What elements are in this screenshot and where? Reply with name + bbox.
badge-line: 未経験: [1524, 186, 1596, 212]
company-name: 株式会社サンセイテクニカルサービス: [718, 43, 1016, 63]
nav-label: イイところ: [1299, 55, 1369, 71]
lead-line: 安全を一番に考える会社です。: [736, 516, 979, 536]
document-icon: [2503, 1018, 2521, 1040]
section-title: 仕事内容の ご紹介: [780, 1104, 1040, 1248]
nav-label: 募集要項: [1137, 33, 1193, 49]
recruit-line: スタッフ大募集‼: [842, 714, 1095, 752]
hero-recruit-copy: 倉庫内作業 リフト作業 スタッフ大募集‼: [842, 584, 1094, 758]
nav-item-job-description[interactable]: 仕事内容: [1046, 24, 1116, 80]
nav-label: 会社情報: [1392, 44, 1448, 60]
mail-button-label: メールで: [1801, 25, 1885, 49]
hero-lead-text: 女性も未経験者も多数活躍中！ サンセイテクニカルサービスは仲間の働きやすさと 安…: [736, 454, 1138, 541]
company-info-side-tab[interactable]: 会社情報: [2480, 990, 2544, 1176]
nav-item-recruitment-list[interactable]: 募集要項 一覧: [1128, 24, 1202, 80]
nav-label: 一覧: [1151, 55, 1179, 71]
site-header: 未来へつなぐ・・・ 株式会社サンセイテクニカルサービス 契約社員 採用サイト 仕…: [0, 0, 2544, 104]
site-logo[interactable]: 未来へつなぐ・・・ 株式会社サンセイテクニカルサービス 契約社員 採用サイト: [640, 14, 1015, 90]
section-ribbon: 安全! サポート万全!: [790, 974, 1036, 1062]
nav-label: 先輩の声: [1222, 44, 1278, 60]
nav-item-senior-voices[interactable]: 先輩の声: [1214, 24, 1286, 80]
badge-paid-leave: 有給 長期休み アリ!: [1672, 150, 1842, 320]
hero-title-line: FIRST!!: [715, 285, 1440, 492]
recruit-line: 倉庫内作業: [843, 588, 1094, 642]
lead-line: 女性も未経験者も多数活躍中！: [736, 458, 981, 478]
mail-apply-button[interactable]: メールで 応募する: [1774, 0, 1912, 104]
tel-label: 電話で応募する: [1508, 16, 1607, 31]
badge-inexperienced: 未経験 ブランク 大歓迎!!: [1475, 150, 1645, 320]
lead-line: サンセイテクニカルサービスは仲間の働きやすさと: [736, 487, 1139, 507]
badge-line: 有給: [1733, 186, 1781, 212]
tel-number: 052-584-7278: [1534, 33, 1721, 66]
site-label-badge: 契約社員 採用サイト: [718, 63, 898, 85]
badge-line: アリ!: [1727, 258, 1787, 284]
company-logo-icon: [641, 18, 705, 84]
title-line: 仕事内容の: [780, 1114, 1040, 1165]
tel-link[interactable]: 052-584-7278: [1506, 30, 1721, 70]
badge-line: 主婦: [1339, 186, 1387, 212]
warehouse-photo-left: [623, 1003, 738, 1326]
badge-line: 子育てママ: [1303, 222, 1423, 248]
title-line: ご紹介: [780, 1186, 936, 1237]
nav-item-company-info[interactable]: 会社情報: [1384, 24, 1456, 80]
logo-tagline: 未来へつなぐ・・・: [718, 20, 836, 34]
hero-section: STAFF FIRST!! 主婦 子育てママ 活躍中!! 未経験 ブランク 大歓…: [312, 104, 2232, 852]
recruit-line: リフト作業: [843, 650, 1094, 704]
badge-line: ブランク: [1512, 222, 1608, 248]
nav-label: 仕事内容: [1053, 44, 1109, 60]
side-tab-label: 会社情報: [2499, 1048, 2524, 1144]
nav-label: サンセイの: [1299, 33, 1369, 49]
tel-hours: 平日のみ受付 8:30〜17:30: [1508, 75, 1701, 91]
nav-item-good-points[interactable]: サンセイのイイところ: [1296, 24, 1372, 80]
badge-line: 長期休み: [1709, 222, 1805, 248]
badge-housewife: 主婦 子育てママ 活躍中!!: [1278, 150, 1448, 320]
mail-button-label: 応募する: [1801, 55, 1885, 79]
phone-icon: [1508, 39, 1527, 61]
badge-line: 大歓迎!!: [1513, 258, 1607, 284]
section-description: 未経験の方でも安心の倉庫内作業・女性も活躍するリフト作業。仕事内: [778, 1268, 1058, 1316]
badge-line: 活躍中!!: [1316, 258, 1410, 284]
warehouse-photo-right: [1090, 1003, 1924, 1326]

* * * * * * * * *

TO DO: Reproduce the material from its first line through the line containing "lead-line: 安全を一番に考える会社です。: [736, 516, 979, 536]", with "nav-label" changed to "menu-label" and nothing else altered.

RESULT:
What elements are in this screenshot and where? Reply with name + bbox.
badge-line: 未経験: [1524, 186, 1596, 212]
company-name: 株式会社サンセイテクニカルサービス: [718, 43, 1016, 63]
menu-label: イイところ: [1299, 55, 1369, 71]
lead-line: 安全を一番に考える会社です。: [736, 516, 979, 536]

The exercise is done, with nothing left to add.